(A block of data)
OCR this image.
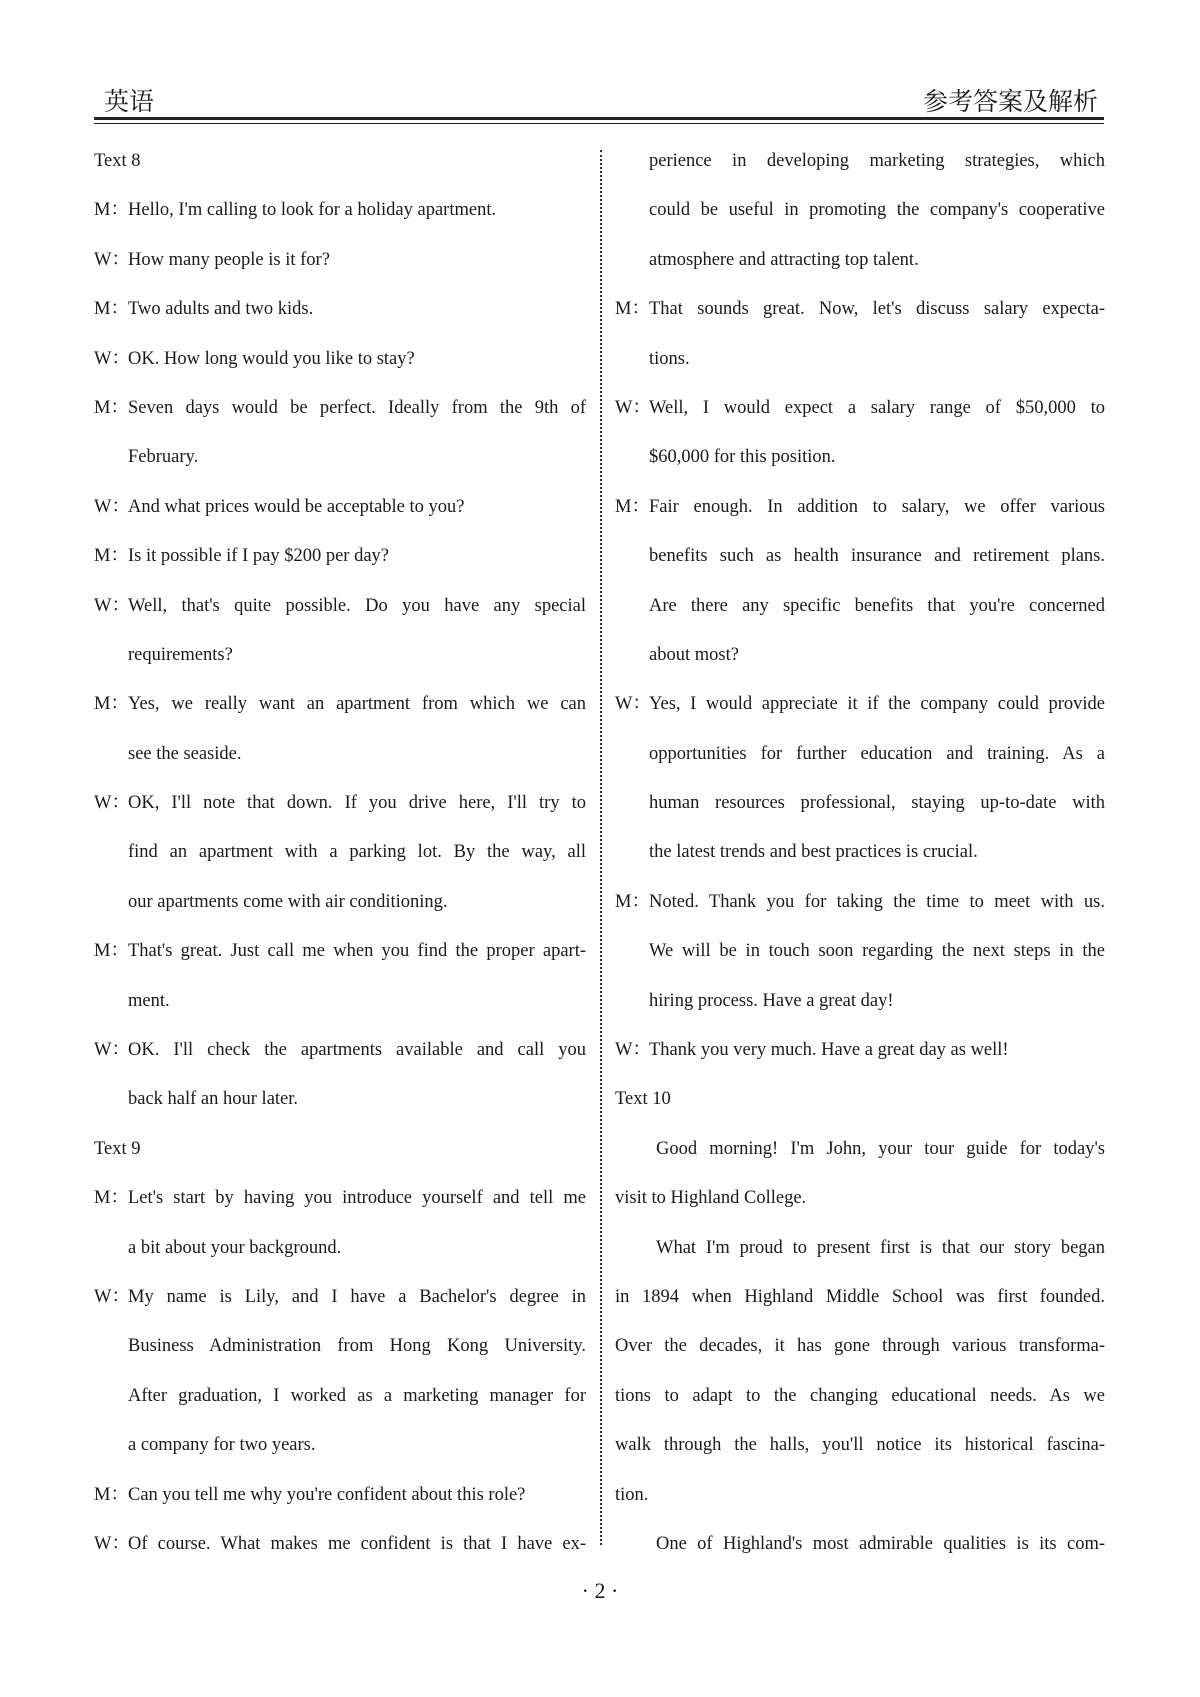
英语	参考答案及解析
Text 8
M： Hello, I'm calling to look for a holiday apartment.
W：
How many people is it for?
M： Two adults and two kids.
W：
OK. How long would you like to stay?
M： Seven days would be perfect. Ideally from the 9th of
February.
W：
And what prices would be acceptable to you?
M： Is it possible if I pay $200 per day?
W：
Well, that's quite possible. Do you have any special
requirements?
M： Yes, we really want an apartment from which we can
see the seaside.
W：
OK, I'll note that down. If you drive here, I'll try to
find an apartment with a parking lot. By the way, all
our apartments come with air conditioning.
M： That's great. Just call me when you find the proper apart-
ment.
W：
OK. I'll check the apartments available and call you
back half an hour later.
Text 9
M： Let's start by having you introduce yourself and tell me
a bit about your background.
W：
My name is Lily, and I have a Bachelor's degree in
Business Administration from Hong Kong University.
After graduation, I worked as a marketing manager for
a company for two years.
M： Can you tell me why you're confident about this role?
W：
Of course. What makes me confident is that I have ex-
perience in developing marketing strategies, which
could be useful in promoting the company's cooperative
atmosphere and attracting top talent.
M： That sounds great. Now, let's discuss salary expecta-
tions.
W：
Well, I would expect a salary range of $50,000 to
$60,000 for this position.
M： Fair enough. In addition to salary, we offer various
benefits such as health insurance and retirement plans.
Are there any specific benefits that you're concerned
about most?
W：
Yes, I would appreciate it if the company could provide
opportunities for further education and training. As a
human resources professional, staying up-to-date with
the latest trends and best practices is crucial.
M： Noted. Thank you for taking the time to meet with us.
We will be in touch soon regarding the next steps in the
hiring process. Have a great day!
W：
Thank you very much. Have a great day as well!
Text 10
Good morning! I'm John, your tour guide for today's
visit to Highland College.
What I'm proud to present first is that our story began
in 1894 when Highland Middle School was first founded.
Over the decades, it has gone through various transforma-
tions to adapt to the changing educational needs. As we
walk through the halls, you'll notice its historical fascina-
tion.
One of Highland's most admirable qualities is its com-
· 2 ·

• **WHAT IS NEEDED**: All the records above need to be given again word for word. Skip the pictures.

• **EXERCISE ANSWER**:
OCR this image.
英语	参考答案及解析
Text 8
M： Hello, I'm calling to look for a holiday apartment.
W：
How many people is it for?
M： Two adults and two kids.
W：
OK. How long would you like to stay?
M： Seven days would be perfect. Ideally from the 9th of
February.
W：
And what prices would be acceptable to you?
M： Is it possible if I pay $200 per day?
W：
Well, that's quite possible. Do you have any special
requirements?
M： Yes, we really want an apartment from which we can
see the seaside.
W：
OK, I'll note that down. If you drive here, I'll try to
find an apartment with a parking lot. By the way, all
our apartments come with air conditioning.
M： That's great. Just call me when you find the proper apart-
ment.
W：
OK. I'll check the apartments available and call you
back half an hour later.
Text 9
M： Let's start by having you introduce yourself and tell me
a bit about your background.
W：
My name is Lily, and I have a Bachelor's degree in
Business Administration from Hong Kong University.
After graduation, I worked as a marketing manager for
a company for two years.
M： Can you tell me why you're confident about this role?
W：
Of course. What makes me confident is that I have ex-
perience in developing marketing strategies, which
could be useful in promoting the company's cooperative
atmosphere and attracting top talent.
M： That sounds great. Now, let's discuss salary expecta-
tions.
W：
Well, I would expect a salary range of $50,000 to
$60,000 for this position.
M： Fair enough. In addition to salary, we offer various
benefits such as health insurance and retirement plans.
Are there any specific benefits that you're concerned
about most?
W：
Yes, I would appreciate it if the company could provide
opportunities for further education and training. As a
human resources professional, staying up-to-date with
the latest trends and best practices is crucial.
M： Noted. Thank you for taking the time to meet with us.
We will be in touch soon regarding the next steps in the
hiring process. Have a great day!
W：
Thank you very much. Have a great day as well!
Text 10
Good morning! I'm John, your tour guide for today's
visit to Highland College.
What I'm proud to present first is that our story began
in 1894 when Highland Middle School was first founded.
Over the decades, it has gone through various transforma-
tions to adapt to the changing educational needs. As we
walk through the halls, you'll notice its historical fascina-
tion.
One of Highland's most admirable qualities is its com-
· 2 ·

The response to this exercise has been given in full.